## Supplied material
— Begin —
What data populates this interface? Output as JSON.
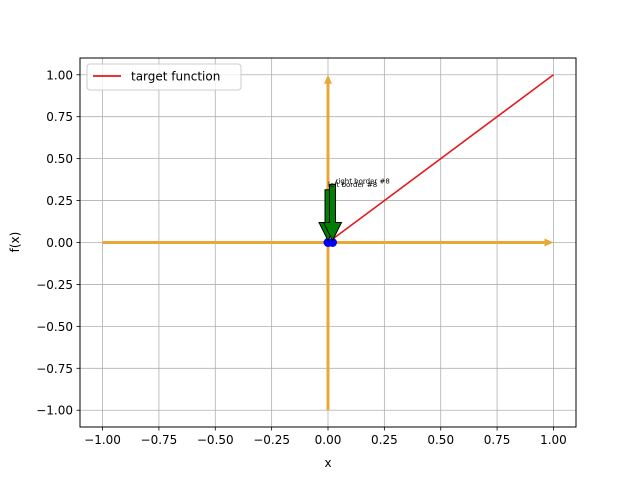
{
  "chart_data": {
    "type": "line",
    "title": "",
    "xlabel": "x",
    "ylabel": "f(x)",
    "xlim": [
      -1.1,
      1.1
    ],
    "ylim": [
      -1.1,
      1.1
    ],
    "grid": true,
    "legend_position": "top-left",
    "xticks": [
      -1.0,
      -0.75,
      -0.5,
      -0.25,
      0.0,
      0.25,
      0.5,
      0.75,
      1.0
    ],
    "yticks": [
      -1.0,
      -0.75,
      -0.5,
      -0.25,
      0.0,
      0.25,
      0.5,
      0.75,
      1.0
    ],
    "xtick_labels": [
      "−1.00",
      "−0.75",
      "−0.50",
      "−0.25",
      "0.00",
      "0.25",
      "0.50",
      "0.75",
      "1.00"
    ],
    "ytick_labels": [
      "−1.00",
      "−0.75",
      "−0.50",
      "−0.25",
      "0.00",
      "0.25",
      "0.50",
      "0.75",
      "1.00"
    ],
    "series": [
      {
        "name": "target function",
        "color": "#e41a1c",
        "x": [
          0.0,
          1.0
        ],
        "y": [
          0.0,
          1.0
        ]
      }
    ],
    "axis_arrows": {
      "color": "#e8a838",
      "horizontal": {
        "x_from": -1.0,
        "x_to": 1.0,
        "y": 0.0
      },
      "vertical": {
        "x": 0.0,
        "y_from": -1.0,
        "y_to": 1.0
      }
    },
    "points": [
      {
        "x": 0.0,
        "y": 0.0,
        "color": "#0000ff"
      },
      {
        "x": 0.02,
        "y": 0.0,
        "color": "#0000ff"
      }
    ],
    "annotations": [
      {
        "text": "left border #8",
        "x": 0.0,
        "y": 0.0,
        "text_x": 0.0,
        "text_y": 0.35,
        "arrow_color": "#008000"
      },
      {
        "text": "right border #8",
        "x": 0.02,
        "y": 0.0,
        "text_x": 0.02,
        "text_y": 0.37,
        "arrow_color": "#008000"
      }
    ]
  }
}
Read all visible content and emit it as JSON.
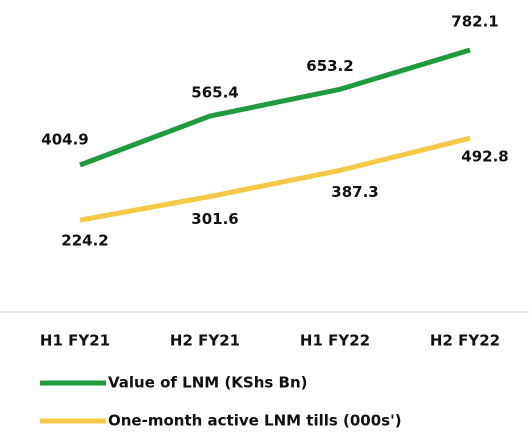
{
  "chart_data": {
    "type": "line",
    "categories": [
      "H1 FY21",
      "H2 FY21",
      "H1 FY22",
      "H2 FY22"
    ],
    "series": [
      {
        "name": "Value of LNM (KShs Bn)",
        "color": "#1f9a3c",
        "values": [
          404.9,
          565.4,
          653.2,
          782.1
        ]
      },
      {
        "name": "One-month active LNM tills (000s')",
        "color": "#f7c948",
        "values": [
          224.2,
          301.6,
          387.3,
          492.8
        ]
      }
    ]
  }
}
— End —
## Problem description
Filter the records above for "JSON" and copy every matching line.

## Exercise solution
What data populates this interface? Output as JSON.
Read all visible content and emit it as JSON.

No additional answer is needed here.